Reply with one number: the count of lines in the records below that hold "JSON".

◆ ◆ ◆ ◆ ◆ ◆ ◆

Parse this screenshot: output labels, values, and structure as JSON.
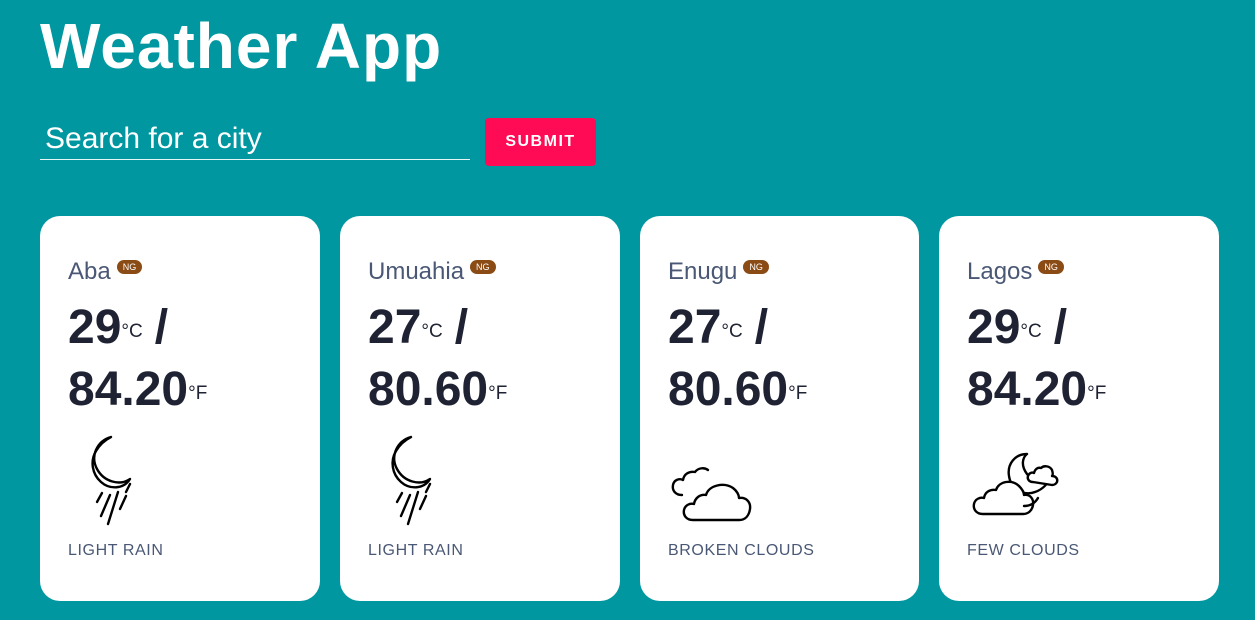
{
  "app": {
    "title": "Weather App"
  },
  "search": {
    "placeholder": "Search for a city",
    "value": "",
    "submit_label": "SUBMIT"
  },
  "colors": {
    "background": "#0097a0",
    "submit_button": "#ff0a54",
    "card": "#ffffff",
    "country_badge": "#8a4b14"
  },
  "cities": [
    {
      "name": "Aba",
      "country": "NG",
      "temp_c": "29",
      "unit_c": "°C",
      "separator": "/",
      "temp_f": "84.20",
      "unit_f": "°F",
      "icon": "moon-rain-icon",
      "description": "LIGHT RAIN"
    },
    {
      "name": "Umuahia",
      "country": "NG",
      "temp_c": "27",
      "unit_c": "°C",
      "separator": "/",
      "temp_f": "80.60",
      "unit_f": "°F",
      "icon": "moon-rain-icon",
      "description": "LIGHT RAIN"
    },
    {
      "name": "Enugu",
      "country": "NG",
      "temp_c": "27",
      "unit_c": "°C",
      "separator": "/",
      "temp_f": "80.60",
      "unit_f": "°F",
      "icon": "broken-clouds-icon",
      "description": "BROKEN CLOUDS"
    },
    {
      "name": "Lagos",
      "country": "NG",
      "temp_c": "29",
      "unit_c": "°C",
      "separator": "/",
      "temp_f": "84.20",
      "unit_f": "°F",
      "icon": "few-clouds-night-icon",
      "description": "FEW CLOUDS"
    }
  ]
}
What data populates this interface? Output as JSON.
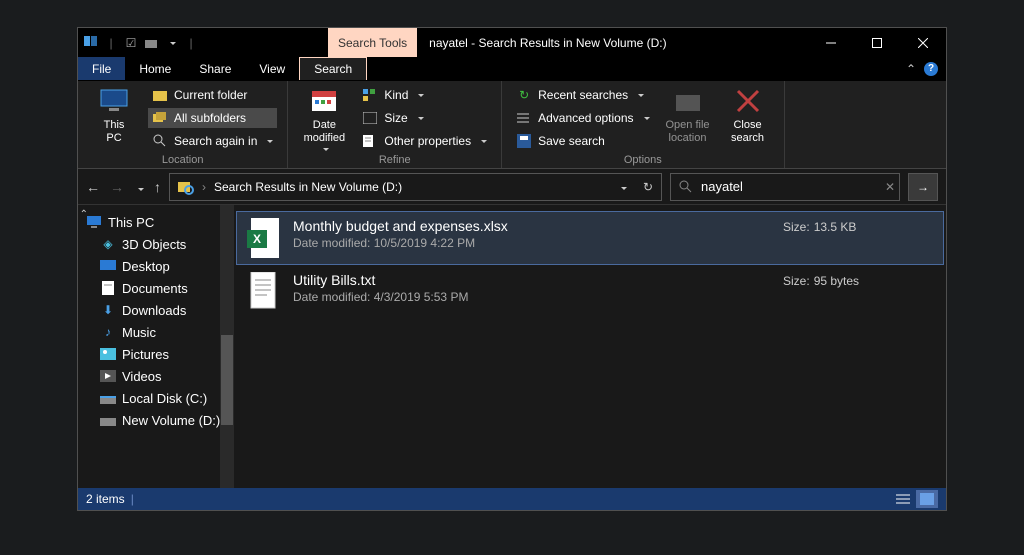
{
  "titlebar": {
    "tools_label": "Search Tools",
    "title": "nayatel - Search Results in New Volume (D:)"
  },
  "menu": {
    "file": "File",
    "home": "Home",
    "share": "Share",
    "view": "View",
    "search": "Search"
  },
  "ribbon": {
    "this_pc": "This\nPC",
    "current_folder": "Current folder",
    "all_subfolders": "All subfolders",
    "search_again_in": "Search again in",
    "location_label": "Location",
    "date_modified": "Date\nmodified",
    "kind": "Kind",
    "size": "Size",
    "other_properties": "Other properties",
    "refine_label": "Refine",
    "recent_searches": "Recent searches",
    "advanced_options": "Advanced options",
    "save_search": "Save search",
    "open_file_location": "Open file\nlocation",
    "close_search": "Close\nsearch",
    "options_label": "Options"
  },
  "breadcrumb": {
    "path": "Search Results in New Volume (D:)"
  },
  "search": {
    "value": "nayatel"
  },
  "sidebar": {
    "root": "This PC",
    "items": [
      {
        "label": "3D Objects"
      },
      {
        "label": "Desktop"
      },
      {
        "label": "Documents"
      },
      {
        "label": "Downloads"
      },
      {
        "label": "Music"
      },
      {
        "label": "Pictures"
      },
      {
        "label": "Videos"
      },
      {
        "label": "Local Disk (C:)"
      },
      {
        "label": "New Volume (D:)"
      }
    ]
  },
  "results": [
    {
      "name": "Monthly budget and expenses.xlsx",
      "modified": "Date modified: 10/5/2019 4:22 PM",
      "size_label": "Size:",
      "size": "13.5 KB",
      "type": "xlsx"
    },
    {
      "name": "Utility Bills.txt",
      "modified": "Date modified: 4/3/2019 5:53 PM",
      "size_label": "Size:",
      "size": "95 bytes",
      "type": "txt"
    }
  ],
  "status": {
    "count": "2 items"
  }
}
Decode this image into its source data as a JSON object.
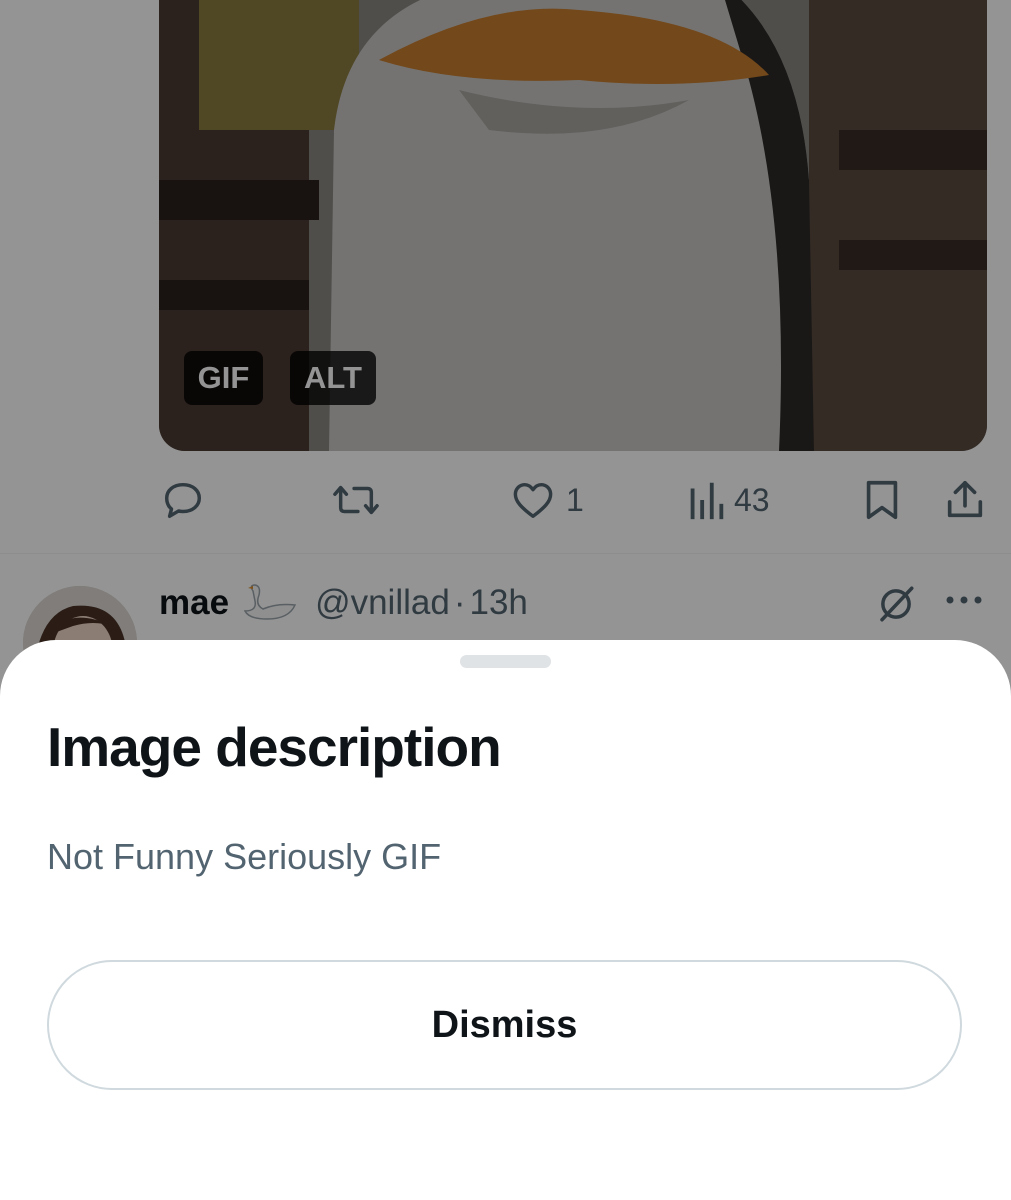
{
  "media": {
    "badges": {
      "gif": "GIF",
      "alt": "ALT"
    }
  },
  "actions": {
    "reply_icon": "reply-icon",
    "repost_icon": "repost-icon",
    "like_icon": "heart-icon",
    "like_count": "1",
    "views_icon": "views-icon",
    "views_count": "43",
    "bookmark_icon": "bookmark-icon",
    "share_icon": "share-icon"
  },
  "next_post": {
    "author": "mae",
    "author_emoji": "swan-icon",
    "handle": "@vnillad",
    "separator": "·",
    "time": "13h"
  },
  "sheet": {
    "title": "Image description",
    "description": "Not Funny Seriously GIF",
    "dismiss_label": "Dismiss"
  },
  "colors": {
    "text_primary": "#0f1419",
    "text_secondary": "#536471",
    "border": "#cfd9de",
    "overlay": "rgba(0,0,0,0.42)"
  }
}
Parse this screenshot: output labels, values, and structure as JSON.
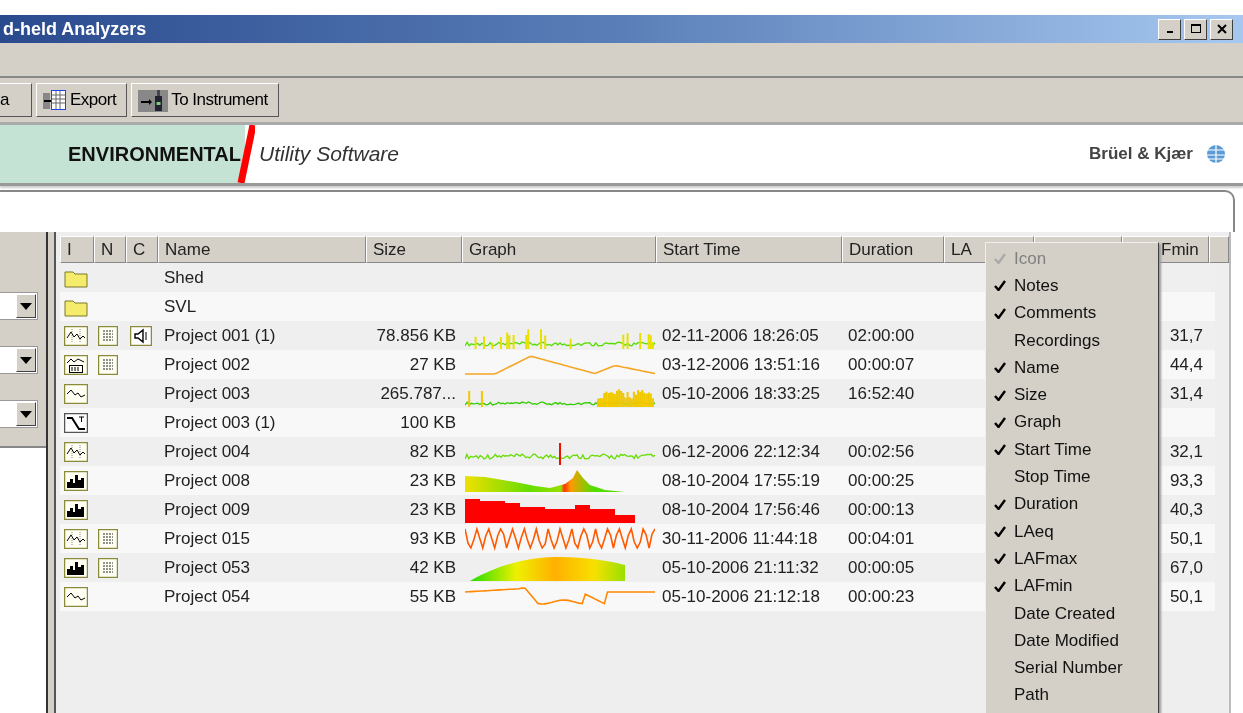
{
  "window": {
    "title": "d-held Analyzers"
  },
  "toolbar": {
    "buttons": [
      {
        "label": "a"
      },
      {
        "label": "Export"
      },
      {
        "label": "To Instrument"
      }
    ]
  },
  "banner": {
    "product": "ENVIRONMENTAL",
    "subtitle": "Utility Software",
    "brand": "Brüel & Kjær"
  },
  "table": {
    "columns": [
      {
        "label": "I"
      },
      {
        "label": "N"
      },
      {
        "label": "C"
      },
      {
        "label": "Name"
      },
      {
        "label": "Size"
      },
      {
        "label": "Graph"
      },
      {
        "label": "Start Time"
      },
      {
        "label": "Duration"
      },
      {
        "label": "LA"
      },
      {},
      {
        "label": "Fmin"
      }
    ],
    "rows": [
      {
        "kind": "folder",
        "notes": false,
        "recording": false,
        "name": "Shed"
      },
      {
        "kind": "folder",
        "notes": false,
        "recording": false,
        "name": "SVL"
      },
      {
        "kind": "profile",
        "notes": true,
        "recording": true,
        "name": "Project 001 (1)",
        "size": "78.856 KB",
        "start": "02-11-2006 18:26:05",
        "duration": "02:00:00",
        "lafmin": "31,7"
      },
      {
        "kind": "level",
        "notes": true,
        "recording": false,
        "name": "Project 002",
        "size": "27 KB",
        "start": "03-12-2006 13:51:16",
        "duration": "00:00:07",
        "lafmin": "44,4"
      },
      {
        "kind": "line",
        "notes": false,
        "recording": false,
        "name": "Project 003",
        "size": "265.787...",
        "start": "05-10-2006 18:33:25",
        "duration": "16:52:40",
        "lafmin": "31,4"
      },
      {
        "kind": "step",
        "notes": false,
        "recording": false,
        "name": "Project 003 (1)",
        "size": "100 KB"
      },
      {
        "kind": "profile",
        "notes": false,
        "recording": false,
        "name": "Project 004",
        "size": "82 KB",
        "start": "06-12-2006 22:12:34",
        "duration": "00:02:56",
        "lafmin": "32,1"
      },
      {
        "kind": "spectrum",
        "notes": false,
        "recording": false,
        "name": "Project 008",
        "size": "23 KB",
        "start": "08-10-2004 17:55:19",
        "duration": "00:00:25",
        "lafmin": "93,3"
      },
      {
        "kind": "spectrum",
        "notes": false,
        "recording": false,
        "name": "Project 009",
        "size": "23 KB",
        "start": "08-10-2004 17:56:46",
        "duration": "00:00:13",
        "lafmin": "40,3"
      },
      {
        "kind": "profile",
        "notes": true,
        "recording": false,
        "name": "Project 015",
        "size": "93 KB",
        "start": "30-11-2006 11:44:18",
        "duration": "00:04:01",
        "lafmin": "50,1"
      },
      {
        "kind": "spectrum",
        "notes": true,
        "recording": false,
        "name": "Project 053",
        "size": "42 KB",
        "start": "05-10-2006 21:11:32",
        "duration": "00:00:05",
        "lafmin": "67,0"
      },
      {
        "kind": "line",
        "notes": false,
        "recording": false,
        "name": "Project 054",
        "size": "55 KB",
        "start": "05-10-2006 21:12:18",
        "duration": "00:00:23",
        "lafmin": "50,1"
      }
    ]
  },
  "column_menu": {
    "items": [
      {
        "label": "Icon",
        "checked": true,
        "disabled": true
      },
      {
        "label": "Notes",
        "checked": true,
        "disabled": false
      },
      {
        "label": "Comments",
        "checked": true,
        "disabled": false
      },
      {
        "label": "Recordings",
        "checked": false,
        "disabled": false
      },
      {
        "label": "Name",
        "checked": true,
        "disabled": false
      },
      {
        "label": "Size",
        "checked": true,
        "disabled": false
      },
      {
        "label": "Graph",
        "checked": true,
        "disabled": false
      },
      {
        "label": "Start Time",
        "checked": true,
        "disabled": false
      },
      {
        "label": "Stop Time",
        "checked": false,
        "disabled": false
      },
      {
        "label": "Duration",
        "checked": true,
        "disabled": false
      },
      {
        "label": "LAeq",
        "checked": true,
        "disabled": false
      },
      {
        "label": "LAFmax",
        "checked": true,
        "disabled": false
      },
      {
        "label": "LAFmin",
        "checked": true,
        "disabled": false
      },
      {
        "label": "Date Created",
        "checked": false,
        "disabled": false
      },
      {
        "label": "Date Modified",
        "checked": false,
        "disabled": false
      },
      {
        "label": "Serial Number",
        "checked": false,
        "disabled": false
      },
      {
        "label": "Path",
        "checked": false,
        "disabled": false
      }
    ]
  }
}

◆ ◆ ◆ ◆ ◆ ◆ ◆

Output for this task >>
4